## Set task
Identify each line below that contains the word "Chronic", and copy it out.

(Data entries for graphics)
============================================================

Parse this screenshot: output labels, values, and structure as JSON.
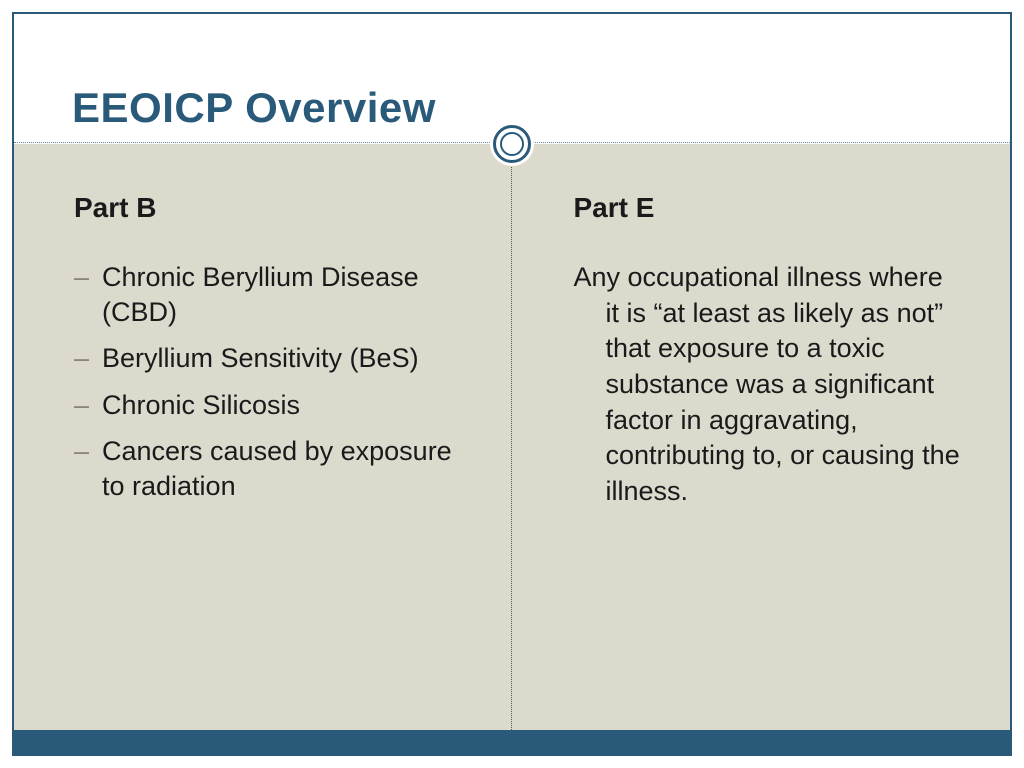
{
  "colors": {
    "accent": "#2a5a7a",
    "body_bg": "#dcdacd",
    "bullet_dash": "#8a8574",
    "text": "#1a1a1a",
    "dotted": "#6a8a9a"
  },
  "slide": {
    "title": "EEOICP Overview",
    "title_fontsize": 42
  },
  "left": {
    "heading": "Part B",
    "items": [
      "Chronic Beryllium Disease (CBD)",
      "Beryllium Sensitivity (BeS)",
      "Chronic Silicosis",
      "Cancers caused by exposure to radiation"
    ]
  },
  "right": {
    "heading": "Part E",
    "paragraph": "Any occupational illness where it is “at least as likely as not” that exposure to a toxic substance was a significant factor in aggravating, contributing to, or causing the illness."
  },
  "typography": {
    "heading_fontsize": 28,
    "body_fontsize": 27,
    "font_family": "Arial"
  }
}
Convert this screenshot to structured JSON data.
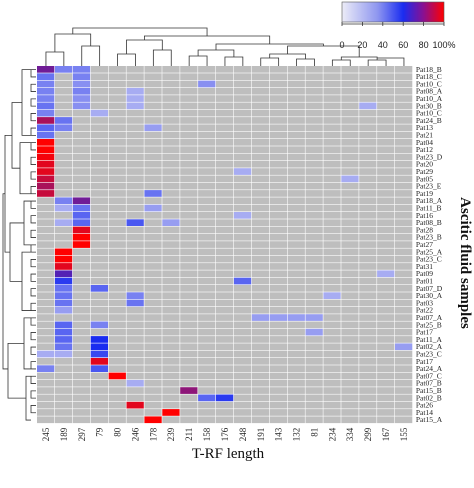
{
  "chart_data": {
    "type": "heatmap",
    "xlabel": "T-RF length",
    "ylabel": "Ascitic fluid samples",
    "columns": [
      "245",
      "189",
      "297",
      "79",
      "80",
      "246",
      "178",
      "239",
      "211",
      "158",
      "176",
      "248",
      "191",
      "143",
      "132",
      "81",
      "234",
      "334",
      "299",
      "167",
      "155"
    ],
    "rows": [
      "Pat18_B",
      "Pat18_C",
      "Pat10_C",
      "Pat08_A",
      "Pat10_A",
      "Pat30_B",
      "Pat10_C",
      "Pat24_B",
      "Pat13",
      "Pat21",
      "Pat04",
      "Pat12",
      "Pat23_D",
      "Pat20",
      "Pat29",
      "Pat05",
      "Pat23_E",
      "Pat19",
      "Pat18_A",
      "Pat11_B",
      "Pat16",
      "Pat08_B",
      "Pat28",
      "Pat23_B",
      "Pat27",
      "Pat25_A",
      "Pat23_C",
      "Pat31",
      "Pat09",
      "Pat01",
      "Pat07_D",
      "Pat30_A",
      "Pat03",
      "Pat22",
      "Pat07_A",
      "Pat25_B",
      "Pat17",
      "Pat11_A",
      "Pat02_A",
      "Pat23_C",
      "Pat17",
      "Pat24_A",
      "Pat07_C",
      "Pat07_B",
      "Pat15_B",
      "Pat02_B",
      "Pat26",
      "Pat14",
      "Pat15_A"
    ],
    "values": [
      [
        75,
        30,
        30,
        0,
        0,
        0,
        0,
        0,
        0,
        0,
        0,
        0,
        0,
        0,
        0,
        0,
        0,
        0,
        0,
        0,
        0
      ],
      [
        35,
        0,
        30,
        0,
        0,
        0,
        0,
        0,
        0,
        0,
        0,
        0,
        0,
        0,
        0,
        0,
        0,
        0,
        0,
        0,
        0
      ],
      [
        30,
        0,
        25,
        0,
        0,
        0,
        0,
        0,
        0,
        25,
        0,
        0,
        0,
        0,
        0,
        0,
        0,
        0,
        0,
        0,
        0
      ],
      [
        30,
        0,
        30,
        0,
        0,
        15,
        0,
        0,
        0,
        0,
        0,
        0,
        0,
        0,
        0,
        0,
        0,
        0,
        0,
        0,
        0
      ],
      [
        30,
        0,
        25,
        0,
        0,
        15,
        0,
        0,
        0,
        0,
        0,
        0,
        0,
        0,
        0,
        0,
        0,
        0,
        0,
        0,
        0
      ],
      [
        35,
        0,
        25,
        0,
        0,
        15,
        0,
        0,
        0,
        0,
        0,
        0,
        0,
        0,
        0,
        0,
        0,
        0,
        15,
        0,
        0
      ],
      [
        30,
        0,
        0,
        15,
        0,
        0,
        0,
        0,
        0,
        0,
        0,
        0,
        0,
        0,
        0,
        0,
        0,
        0,
        0,
        0,
        0
      ],
      [
        85,
        35,
        0,
        0,
        0,
        0,
        0,
        0,
        0,
        0,
        0,
        0,
        0,
        0,
        0,
        0,
        0,
        0,
        0,
        0,
        0
      ],
      [
        40,
        30,
        0,
        0,
        0,
        0,
        20,
        0,
        0,
        0,
        0,
        0,
        0,
        0,
        0,
        0,
        0,
        0,
        0,
        0,
        0
      ],
      [
        35,
        0,
        0,
        0,
        0,
        0,
        0,
        0,
        0,
        0,
        0,
        0,
        0,
        0,
        0,
        0,
        0,
        0,
        0,
        0,
        0
      ],
      [
        100,
        0,
        0,
        0,
        0,
        0,
        0,
        0,
        0,
        0,
        0,
        0,
        0,
        0,
        0,
        0,
        0,
        0,
        0,
        0,
        0
      ],
      [
        100,
        0,
        0,
        0,
        0,
        0,
        0,
        0,
        0,
        0,
        0,
        0,
        0,
        0,
        0,
        0,
        0,
        0,
        0,
        0,
        0
      ],
      [
        98,
        0,
        0,
        0,
        0,
        0,
        0,
        0,
        0,
        0,
        0,
        0,
        0,
        0,
        0,
        0,
        0,
        0,
        0,
        0,
        0
      ],
      [
        95,
        0,
        0,
        0,
        0,
        0,
        0,
        0,
        0,
        0,
        0,
        0,
        0,
        0,
        0,
        0,
        0,
        0,
        0,
        0,
        0
      ],
      [
        95,
        0,
        0,
        0,
        0,
        0,
        0,
        0,
        0,
        0,
        0,
        15,
        0,
        0,
        0,
        0,
        0,
        0,
        0,
        0,
        0
      ],
      [
        90,
        0,
        0,
        0,
        0,
        0,
        0,
        0,
        0,
        0,
        0,
        0,
        0,
        0,
        0,
        0,
        0,
        15,
        0,
        0,
        0
      ],
      [
        85,
        0,
        0,
        0,
        0,
        0,
        0,
        0,
        0,
        0,
        0,
        0,
        0,
        0,
        0,
        0,
        0,
        0,
        0,
        0,
        0
      ],
      [
        90,
        0,
        0,
        0,
        0,
        0,
        35,
        0,
        0,
        0,
        0,
        0,
        0,
        0,
        0,
        0,
        0,
        0,
        0,
        0,
        0
      ],
      [
        0,
        30,
        75,
        0,
        0,
        0,
        0,
        0,
        0,
        0,
        0,
        0,
        0,
        0,
        0,
        0,
        0,
        0,
        0,
        0,
        0
      ],
      [
        0,
        15,
        35,
        0,
        0,
        0,
        20,
        0,
        0,
        0,
        0,
        0,
        0,
        0,
        0,
        0,
        0,
        0,
        0,
        0,
        0
      ],
      [
        0,
        0,
        40,
        0,
        0,
        0,
        0,
        0,
        0,
        0,
        0,
        15,
        0,
        0,
        0,
        0,
        0,
        0,
        0,
        0,
        0
      ],
      [
        0,
        15,
        40,
        0,
        0,
        45,
        0,
        20,
        0,
        0,
        0,
        0,
        0,
        0,
        0,
        0,
        0,
        0,
        0,
        0,
        0
      ],
      [
        0,
        0,
        95,
        0,
        0,
        0,
        0,
        0,
        0,
        0,
        0,
        0,
        0,
        0,
        0,
        0,
        0,
        0,
        0,
        0,
        0
      ],
      [
        0,
        0,
        100,
        0,
        0,
        0,
        0,
        0,
        0,
        0,
        0,
        0,
        0,
        0,
        0,
        0,
        0,
        0,
        0,
        0,
        0
      ],
      [
        0,
        0,
        100,
        0,
        0,
        0,
        0,
        0,
        0,
        0,
        0,
        0,
        0,
        0,
        0,
        0,
        0,
        0,
        0,
        0,
        0
      ],
      [
        0,
        100,
        0,
        0,
        0,
        0,
        0,
        0,
        0,
        0,
        0,
        0,
        0,
        0,
        0,
        0,
        0,
        0,
        0,
        0,
        0
      ],
      [
        0,
        100,
        0,
        0,
        0,
        0,
        0,
        0,
        0,
        0,
        0,
        0,
        0,
        0,
        0,
        0,
        0,
        0,
        0,
        0,
        0
      ],
      [
        0,
        95,
        0,
        0,
        0,
        0,
        0,
        0,
        0,
        0,
        0,
        0,
        0,
        0,
        0,
        0,
        0,
        0,
        0,
        0,
        0
      ],
      [
        0,
        70,
        0,
        0,
        0,
        0,
        0,
        0,
        0,
        0,
        0,
        0,
        0,
        0,
        0,
        0,
        0,
        0,
        0,
        15,
        0
      ],
      [
        0,
        55,
        0,
        0,
        0,
        0,
        0,
        0,
        0,
        0,
        0,
        40,
        0,
        0,
        0,
        0,
        0,
        0,
        0,
        0,
        0
      ],
      [
        0,
        35,
        0,
        40,
        0,
        0,
        0,
        0,
        0,
        0,
        0,
        0,
        0,
        0,
        0,
        0,
        0,
        0,
        0,
        0,
        0
      ],
      [
        0,
        35,
        0,
        0,
        0,
        30,
        0,
        0,
        0,
        0,
        0,
        0,
        0,
        0,
        0,
        0,
        15,
        0,
        0,
        0,
        0
      ],
      [
        0,
        35,
        0,
        0,
        0,
        35,
        0,
        0,
        0,
        0,
        0,
        0,
        0,
        0,
        0,
        0,
        0,
        0,
        0,
        0,
        0
      ],
      [
        0,
        20,
        0,
        0,
        0,
        0,
        0,
        0,
        0,
        0,
        0,
        0,
        0,
        0,
        0,
        0,
        0,
        0,
        0,
        0,
        0
      ],
      [
        0,
        0,
        0,
        0,
        0,
        0,
        0,
        0,
        0,
        0,
        0,
        0,
        20,
        20,
        20,
        20,
        0,
        0,
        0,
        0,
        0
      ],
      [
        0,
        40,
        0,
        30,
        0,
        0,
        0,
        0,
        0,
        0,
        0,
        0,
        0,
        0,
        0,
        0,
        0,
        0,
        0,
        0,
        0
      ],
      [
        0,
        40,
        0,
        0,
        0,
        0,
        0,
        0,
        0,
        0,
        0,
        0,
        0,
        0,
        0,
        20,
        0,
        0,
        0,
        0,
        0
      ],
      [
        0,
        40,
        0,
        60,
        0,
        0,
        0,
        0,
        0,
        0,
        0,
        0,
        0,
        0,
        0,
        0,
        0,
        0,
        0,
        0,
        0
      ],
      [
        0,
        35,
        0,
        60,
        0,
        0,
        0,
        0,
        0,
        0,
        0,
        0,
        0,
        0,
        0,
        0,
        0,
        0,
        0,
        0,
        20
      ],
      [
        15,
        15,
        0,
        50,
        0,
        0,
        0,
        0,
        0,
        0,
        0,
        0,
        0,
        0,
        0,
        0,
        0,
        0,
        0,
        0,
        0
      ],
      [
        0,
        0,
        0,
        95,
        0,
        0,
        0,
        0,
        0,
        0,
        0,
        0,
        0,
        0,
        0,
        0,
        0,
        0,
        0,
        0,
        0
      ],
      [
        30,
        0,
        0,
        45,
        0,
        0,
        0,
        0,
        0,
        0,
        0,
        0,
        0,
        0,
        0,
        0,
        0,
        0,
        0,
        0,
        0
      ],
      [
        0,
        0,
        0,
        0,
        100,
        0,
        0,
        0,
        0,
        0,
        0,
        0,
        0,
        0,
        0,
        0,
        0,
        0,
        0,
        0,
        0
      ],
      [
        0,
        0,
        0,
        0,
        0,
        15,
        0,
        0,
        0,
        0,
        0,
        0,
        0,
        0,
        0,
        0,
        0,
        0,
        0,
        0,
        0
      ],
      [
        0,
        0,
        0,
        0,
        0,
        0,
        0,
        0,
        80,
        0,
        0,
        0,
        0,
        0,
        0,
        0,
        0,
        0,
        0,
        0,
        0
      ],
      [
        0,
        0,
        0,
        0,
        0,
        0,
        0,
        0,
        0,
        40,
        55,
        0,
        0,
        0,
        0,
        0,
        0,
        0,
        0,
        0,
        0
      ],
      [
        0,
        0,
        0,
        0,
        0,
        95,
        0,
        0,
        0,
        0,
        0,
        0,
        0,
        0,
        0,
        0,
        0,
        0,
        0,
        0,
        0
      ],
      [
        0,
        0,
        0,
        0,
        0,
        0,
        0,
        100,
        0,
        0,
        0,
        0,
        0,
        0,
        0,
        0,
        0,
        0,
        0,
        0,
        0
      ],
      [
        0,
        0,
        0,
        0,
        0,
        0,
        100,
        0,
        0,
        0,
        0,
        0,
        0,
        0,
        0,
        0,
        0,
        0,
        0,
        0,
        0
      ]
    ],
    "legend": {
      "ticks": [
        "0",
        "20",
        "40",
        "60",
        "80",
        "100%"
      ]
    },
    "colors": {
      "empty": "#bebebe",
      "low": "#d6d6f2",
      "mid": "#1a2cf0",
      "high": "#ff0000"
    }
  }
}
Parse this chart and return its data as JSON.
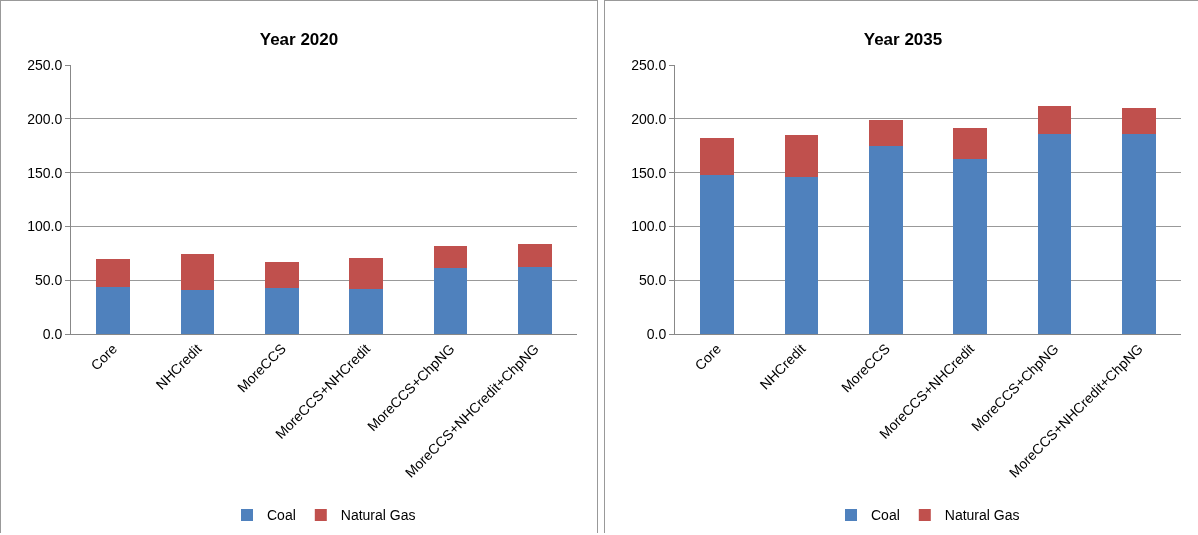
{
  "chart_data": [
    {
      "type": "bar",
      "title": "Year 2020",
      "stacked": true,
      "categories": [
        "Core",
        "NHCredit",
        "MoreCCS",
        "MoreCCS+NHCredit",
        "MoreCCS+ChpNG",
        "MoreCCS+NHCredit+ChpNG"
      ],
      "series": [
        {
          "name": "Coal",
          "color": "#4f81bd",
          "values": [
            44,
            41,
            43,
            42,
            61,
            62
          ]
        },
        {
          "name": "Natural Gas",
          "color": "#c0504d",
          "values": [
            26,
            33,
            24,
            29,
            21,
            22
          ]
        }
      ],
      "ylim": [
        0,
        250
      ],
      "yticks": [
        {
          "value": 0,
          "label": "0.0"
        },
        {
          "value": 50,
          "label": "50.0"
        },
        {
          "value": 100,
          "label": "100.0"
        },
        {
          "value": 150,
          "label": "150.0"
        },
        {
          "value": 200,
          "label": "200.0"
        },
        {
          "value": 250,
          "label": "250.0"
        }
      ],
      "grid": "y",
      "legend": "bottom"
    },
    {
      "type": "bar",
      "title": "Year 2035",
      "stacked": true,
      "categories": [
        "Core",
        "NHCredit",
        "MoreCCS",
        "MoreCCS+NHCredit",
        "MoreCCS+ChpNG",
        "MoreCCS+NHCredit+ChpNG"
      ],
      "series": [
        {
          "name": "Coal",
          "color": "#4f81bd",
          "values": [
            148,
            146,
            175,
            163,
            186,
            186
          ]
        },
        {
          "name": "Natural Gas",
          "color": "#c0504d",
          "values": [
            34,
            39,
            24,
            28,
            26,
            24
          ]
        }
      ],
      "ylim": [
        0,
        250
      ],
      "yticks": [
        {
          "value": 0,
          "label": "0.0"
        },
        {
          "value": 50,
          "label": "50.0"
        },
        {
          "value": 100,
          "label": "100.0"
        },
        {
          "value": 150,
          "label": "150.0"
        },
        {
          "value": 200,
          "label": "200.0"
        },
        {
          "value": 250,
          "label": "250.0"
        }
      ],
      "grid": "y",
      "legend": "bottom"
    }
  ]
}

============================================================

## Right answer
      "Chronic Beryllium Disease (CBD)",
      "Chronic Silicosis",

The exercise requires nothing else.